**TASK BRIEF:** For the listing below, give the count of lines containing the string "الساخنة" and nothing else.

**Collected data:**
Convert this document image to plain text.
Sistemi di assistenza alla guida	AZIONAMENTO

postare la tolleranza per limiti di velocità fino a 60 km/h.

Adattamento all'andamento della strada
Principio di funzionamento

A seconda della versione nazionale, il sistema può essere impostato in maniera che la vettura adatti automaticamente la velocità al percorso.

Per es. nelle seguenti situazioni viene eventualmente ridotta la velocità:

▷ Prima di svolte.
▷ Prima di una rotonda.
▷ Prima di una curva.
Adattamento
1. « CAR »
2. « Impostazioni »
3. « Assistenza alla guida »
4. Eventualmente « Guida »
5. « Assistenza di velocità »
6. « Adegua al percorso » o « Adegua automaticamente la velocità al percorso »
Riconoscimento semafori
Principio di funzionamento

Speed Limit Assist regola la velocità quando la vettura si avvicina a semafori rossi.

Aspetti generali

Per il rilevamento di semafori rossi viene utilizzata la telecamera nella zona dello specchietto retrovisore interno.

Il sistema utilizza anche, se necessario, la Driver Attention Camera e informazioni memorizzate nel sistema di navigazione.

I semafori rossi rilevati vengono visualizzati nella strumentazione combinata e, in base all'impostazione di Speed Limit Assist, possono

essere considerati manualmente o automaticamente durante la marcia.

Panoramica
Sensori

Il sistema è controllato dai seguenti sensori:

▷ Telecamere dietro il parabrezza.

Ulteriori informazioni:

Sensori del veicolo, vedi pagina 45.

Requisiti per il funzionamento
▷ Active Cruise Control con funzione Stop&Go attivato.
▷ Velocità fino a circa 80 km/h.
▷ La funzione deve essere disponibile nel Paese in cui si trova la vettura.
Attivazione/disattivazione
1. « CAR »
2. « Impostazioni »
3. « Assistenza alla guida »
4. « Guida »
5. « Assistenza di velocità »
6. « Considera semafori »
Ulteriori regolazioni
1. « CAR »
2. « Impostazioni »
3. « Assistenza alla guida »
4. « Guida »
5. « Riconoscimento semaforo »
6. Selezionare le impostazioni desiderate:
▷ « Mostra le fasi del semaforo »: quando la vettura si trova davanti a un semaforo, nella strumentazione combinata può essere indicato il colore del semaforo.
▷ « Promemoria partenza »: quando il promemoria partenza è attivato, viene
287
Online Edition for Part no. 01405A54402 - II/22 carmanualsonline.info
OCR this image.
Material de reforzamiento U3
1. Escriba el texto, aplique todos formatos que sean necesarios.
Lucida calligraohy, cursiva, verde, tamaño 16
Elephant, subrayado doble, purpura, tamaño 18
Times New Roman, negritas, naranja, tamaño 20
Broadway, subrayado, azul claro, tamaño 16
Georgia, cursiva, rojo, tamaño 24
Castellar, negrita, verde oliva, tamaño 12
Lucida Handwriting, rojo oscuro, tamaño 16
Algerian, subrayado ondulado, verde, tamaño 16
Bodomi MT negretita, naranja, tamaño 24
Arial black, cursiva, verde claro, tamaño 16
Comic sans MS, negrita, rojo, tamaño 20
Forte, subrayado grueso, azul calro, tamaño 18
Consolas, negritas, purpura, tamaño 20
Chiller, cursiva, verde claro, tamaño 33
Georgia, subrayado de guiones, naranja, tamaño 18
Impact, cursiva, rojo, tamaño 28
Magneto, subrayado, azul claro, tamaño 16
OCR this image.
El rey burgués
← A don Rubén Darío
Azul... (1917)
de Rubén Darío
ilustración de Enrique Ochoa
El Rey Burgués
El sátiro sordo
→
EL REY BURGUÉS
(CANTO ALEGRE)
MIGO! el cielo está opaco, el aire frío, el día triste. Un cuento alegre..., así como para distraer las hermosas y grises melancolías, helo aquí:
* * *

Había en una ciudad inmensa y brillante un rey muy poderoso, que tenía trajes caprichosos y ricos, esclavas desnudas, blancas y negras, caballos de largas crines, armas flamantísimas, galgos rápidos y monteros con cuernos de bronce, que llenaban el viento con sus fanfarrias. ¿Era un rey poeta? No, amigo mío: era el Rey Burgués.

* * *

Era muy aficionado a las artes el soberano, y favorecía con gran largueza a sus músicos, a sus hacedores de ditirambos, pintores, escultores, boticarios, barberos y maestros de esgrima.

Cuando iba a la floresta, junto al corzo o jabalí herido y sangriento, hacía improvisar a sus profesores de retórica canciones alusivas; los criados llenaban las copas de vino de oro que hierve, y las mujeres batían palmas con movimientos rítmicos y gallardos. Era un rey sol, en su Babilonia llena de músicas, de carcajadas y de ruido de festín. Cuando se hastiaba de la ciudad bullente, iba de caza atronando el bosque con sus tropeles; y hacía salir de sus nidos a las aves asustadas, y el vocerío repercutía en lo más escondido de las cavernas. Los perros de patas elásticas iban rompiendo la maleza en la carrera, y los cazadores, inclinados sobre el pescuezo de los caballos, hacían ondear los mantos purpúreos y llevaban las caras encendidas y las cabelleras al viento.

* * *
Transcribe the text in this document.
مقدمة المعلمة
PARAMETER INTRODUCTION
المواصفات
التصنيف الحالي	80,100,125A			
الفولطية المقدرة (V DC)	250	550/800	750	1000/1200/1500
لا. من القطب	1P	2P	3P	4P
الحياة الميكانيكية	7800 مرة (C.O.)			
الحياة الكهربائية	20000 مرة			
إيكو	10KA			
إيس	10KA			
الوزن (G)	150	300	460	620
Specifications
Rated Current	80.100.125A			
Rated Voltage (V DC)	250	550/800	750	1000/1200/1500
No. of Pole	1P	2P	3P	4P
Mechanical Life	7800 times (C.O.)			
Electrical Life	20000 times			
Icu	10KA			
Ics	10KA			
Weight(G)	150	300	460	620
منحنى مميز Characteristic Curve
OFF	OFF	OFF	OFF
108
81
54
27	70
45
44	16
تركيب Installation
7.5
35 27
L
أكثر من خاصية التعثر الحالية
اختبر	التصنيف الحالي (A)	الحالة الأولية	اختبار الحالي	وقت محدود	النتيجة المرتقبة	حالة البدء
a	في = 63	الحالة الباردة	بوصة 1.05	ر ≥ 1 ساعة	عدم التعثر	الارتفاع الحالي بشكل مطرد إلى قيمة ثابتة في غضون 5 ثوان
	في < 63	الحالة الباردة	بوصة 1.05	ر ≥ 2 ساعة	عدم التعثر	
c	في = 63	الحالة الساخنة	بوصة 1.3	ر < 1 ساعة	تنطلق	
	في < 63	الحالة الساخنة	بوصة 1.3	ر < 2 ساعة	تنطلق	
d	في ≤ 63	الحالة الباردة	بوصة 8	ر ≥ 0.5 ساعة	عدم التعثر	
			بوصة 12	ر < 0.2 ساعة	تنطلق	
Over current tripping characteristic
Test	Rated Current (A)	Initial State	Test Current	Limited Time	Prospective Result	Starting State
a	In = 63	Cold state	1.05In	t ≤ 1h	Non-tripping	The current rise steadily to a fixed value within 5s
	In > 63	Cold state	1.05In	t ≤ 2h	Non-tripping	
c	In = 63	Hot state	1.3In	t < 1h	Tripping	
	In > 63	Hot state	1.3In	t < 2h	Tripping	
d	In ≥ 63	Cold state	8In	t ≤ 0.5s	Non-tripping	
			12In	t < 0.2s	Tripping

**RESULT OF THIS TASK:** 2